To do: Retype the material word for word.

========================================

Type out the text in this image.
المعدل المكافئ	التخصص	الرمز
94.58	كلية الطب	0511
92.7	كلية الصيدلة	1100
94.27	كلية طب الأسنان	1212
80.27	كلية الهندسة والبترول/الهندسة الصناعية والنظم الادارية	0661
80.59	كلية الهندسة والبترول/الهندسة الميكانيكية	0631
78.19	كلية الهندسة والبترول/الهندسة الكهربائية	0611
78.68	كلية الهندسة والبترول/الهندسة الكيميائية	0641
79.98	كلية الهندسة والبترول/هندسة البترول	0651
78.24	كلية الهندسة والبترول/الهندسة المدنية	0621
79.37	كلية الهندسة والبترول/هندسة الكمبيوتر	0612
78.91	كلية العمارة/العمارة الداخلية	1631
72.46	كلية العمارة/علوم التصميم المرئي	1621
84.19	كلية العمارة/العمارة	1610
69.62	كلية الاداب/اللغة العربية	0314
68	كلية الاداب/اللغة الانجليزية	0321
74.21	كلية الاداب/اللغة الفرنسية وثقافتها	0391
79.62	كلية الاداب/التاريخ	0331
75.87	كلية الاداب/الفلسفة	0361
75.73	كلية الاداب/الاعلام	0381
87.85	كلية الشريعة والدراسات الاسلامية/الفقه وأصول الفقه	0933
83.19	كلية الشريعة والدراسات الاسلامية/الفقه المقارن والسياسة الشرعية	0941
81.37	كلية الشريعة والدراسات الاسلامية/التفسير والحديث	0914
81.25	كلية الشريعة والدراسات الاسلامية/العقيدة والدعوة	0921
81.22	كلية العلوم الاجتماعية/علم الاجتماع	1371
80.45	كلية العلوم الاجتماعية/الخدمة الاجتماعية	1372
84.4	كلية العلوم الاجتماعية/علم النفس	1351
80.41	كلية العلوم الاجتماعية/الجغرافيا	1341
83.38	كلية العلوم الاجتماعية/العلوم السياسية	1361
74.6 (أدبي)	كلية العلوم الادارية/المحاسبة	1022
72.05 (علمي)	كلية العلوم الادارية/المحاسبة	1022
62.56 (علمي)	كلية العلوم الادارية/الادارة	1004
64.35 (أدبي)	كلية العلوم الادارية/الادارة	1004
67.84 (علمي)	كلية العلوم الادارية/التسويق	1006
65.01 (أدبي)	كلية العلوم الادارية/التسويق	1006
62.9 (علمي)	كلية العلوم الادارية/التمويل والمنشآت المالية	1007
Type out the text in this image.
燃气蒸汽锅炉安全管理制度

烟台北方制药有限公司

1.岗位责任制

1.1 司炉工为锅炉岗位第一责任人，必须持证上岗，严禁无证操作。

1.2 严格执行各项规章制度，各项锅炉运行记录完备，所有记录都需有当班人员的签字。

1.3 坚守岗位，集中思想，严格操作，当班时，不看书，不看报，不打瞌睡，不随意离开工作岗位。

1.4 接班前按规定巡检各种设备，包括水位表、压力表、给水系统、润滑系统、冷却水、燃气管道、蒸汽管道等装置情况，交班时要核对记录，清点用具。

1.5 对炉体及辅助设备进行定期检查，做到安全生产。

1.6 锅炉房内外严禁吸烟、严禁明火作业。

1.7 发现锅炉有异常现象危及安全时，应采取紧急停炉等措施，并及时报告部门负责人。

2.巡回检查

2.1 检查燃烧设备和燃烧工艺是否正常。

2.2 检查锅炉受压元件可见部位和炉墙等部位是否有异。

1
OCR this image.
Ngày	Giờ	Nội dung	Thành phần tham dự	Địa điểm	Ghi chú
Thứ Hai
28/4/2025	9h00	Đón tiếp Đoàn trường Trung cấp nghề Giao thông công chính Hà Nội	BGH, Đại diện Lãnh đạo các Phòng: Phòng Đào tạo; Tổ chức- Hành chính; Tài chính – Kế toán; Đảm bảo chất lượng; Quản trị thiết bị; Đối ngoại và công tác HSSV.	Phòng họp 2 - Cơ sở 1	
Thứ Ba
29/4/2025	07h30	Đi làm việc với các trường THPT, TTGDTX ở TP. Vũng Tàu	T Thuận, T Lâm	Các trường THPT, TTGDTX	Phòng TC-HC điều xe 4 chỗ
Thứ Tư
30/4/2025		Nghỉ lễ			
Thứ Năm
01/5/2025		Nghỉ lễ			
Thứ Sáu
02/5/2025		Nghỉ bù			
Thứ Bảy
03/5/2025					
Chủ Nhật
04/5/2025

========================================

Finished answer:
Type out the text in this image.
المعدل المكافئ	التخصص	الرمز
94.58	كلية الطب	0511
92.7	كلية الصيدلة	1100
94.27	كلية طب الأسنان	1212
80.27	كلية الهندسة والبترول/الهندسة الصناعية والنظم الادارية	0661
80.59	كلية الهندسة والبترول/الهندسة الميكانيكية	0631
78.19	كلية الهندسة والبترول/الهندسة الكهربائية	0611
78.68	كلية الهندسة والبترول/الهندسة الكيميائية	0641
79.98	كلية الهندسة والبترول/هندسة البترول	0651
78.24	كلية الهندسة والبترول/الهندسة المدنية	0621
79.37	كلية الهندسة والبترول/هندسة الكمبيوتر	0612
78.91	كلية العمارة/العمارة الداخلية	1631
72.46	كلية العمارة/علوم التصميم المرئي	1621
84.19	كلية العمارة/العمارة	1610
69.62	كلية الاداب/اللغة العربية	0314
68	كلية الاداب/اللغة الانجليزية	0321
74.21	كلية الاداب/اللغة الفرنسية وثقافتها	0391
79.62	كلية الاداب/التاريخ	0331
75.87	كلية الاداب/الفلسفة	0361
75.73	كلية الاداب/الاعلام	0381
87.85	كلية الشريعة والدراسات الاسلامية/الفقه وأصول الفقه	0933
83.19	كلية الشريعة والدراسات الاسلامية/الفقه المقارن والسياسة الشرعية	0941
81.37	كلية الشريعة والدراسات الاسلامية/التفسير والحديث	0914
81.25	كلية الشريعة والدراسات الاسلامية/العقيدة والدعوة	0921
81.22	كلية العلوم الاجتماعية/علم الاجتماع	1371
80.45	كلية العلوم الاجتماعية/الخدمة الاجتماعية	1372
84.4	كلية العلوم الاجتماعية/علم النفس	1351
80.41	كلية العلوم الاجتماعية/الجغرافيا	1341
83.38	كلية العلوم الاجتماعية/العلوم السياسية	1361
74.6 (أدبي)	كلية العلوم الادارية/المحاسبة	1022
72.05 (علمي)	كلية العلوم الادارية/المحاسبة	1022
62.56 (علمي)	كلية العلوم الادارية/الادارة	1004
64.35 (أدبي)	كلية العلوم الادارية/الادارة	1004
67.84 (علمي)	كلية العلوم الادارية/التسويق	1006
65.01 (أدبي)	كلية العلوم الادارية/التسويق	1006
62.9 (علمي)	كلية العلوم الادارية/التمويل والمنشآت المالية	1007
Type out the text in this image.
燃气蒸汽锅炉安全管理制度

烟台北方制药有限公司

1.岗位责任制

1.1 司炉工为锅炉岗位第一责任人，必须持证上岗，严禁无证操作。

1.2 严格执行各项规章制度，各项锅炉运行记录完备，所有记录都需有当班人员的签字。

1.3 坚守岗位，集中思想，严格操作，当班时，不看书，不看报，不打瞌睡，不随意离开工作岗位。

1.4 接班前按规定巡检各种设备，包括水位表、压力表、给水系统、润滑系统、冷却水、燃气管道、蒸汽管道等装置情况，交班时要核对记录，清点用具。

1.5 对炉体及辅助设备进行定期检查，做到安全生产。

1.6 锅炉房内外严禁吸烟、严禁明火作业。

1.7 发现锅炉有异常现象危及安全时，应采取紧急停炉等措施，并及时报告部门负责人。

2.巡回检查

2.1 检查燃烧设备和燃烧工艺是否正常。

2.2 检查锅炉受压元件可见部位和炉墙等部位是否有异。

1
OCR this image.
Ngày	Giờ	Nội dung	Thành phần tham dự	Địa điểm	Ghi chú
Thứ Hai
28/4/2025	9h00	Đón tiếp Đoàn trường Trung cấp nghề Giao thông công chính Hà Nội	BGH, Đại diện Lãnh đạo các Phòng: Phòng Đào tạo; Tổ chức- Hành chính; Tài chính – Kế toán; Đảm bảo chất lượng; Quản trị thiết bị; Đối ngoại và công tác HSSV.	Phòng họp 2 - Cơ sở 1	
Thứ Ba
29/4/2025	07h30	Đi làm việc với các trường THPT, TTGDTX ở TP. Vũng Tàu	T Thuận, T Lâm	Các trường THPT, TTGDTX	Phòng TC-HC điều xe 4 chỗ
Thứ Tư
30/4/2025		Nghỉ lễ			
Thứ Năm
01/5/2025		Nghỉ lễ			
Thứ Sáu
02/5/2025		Nghỉ bù			
Thứ Bảy
03/5/2025					
Chủ Nhật
04/5/2025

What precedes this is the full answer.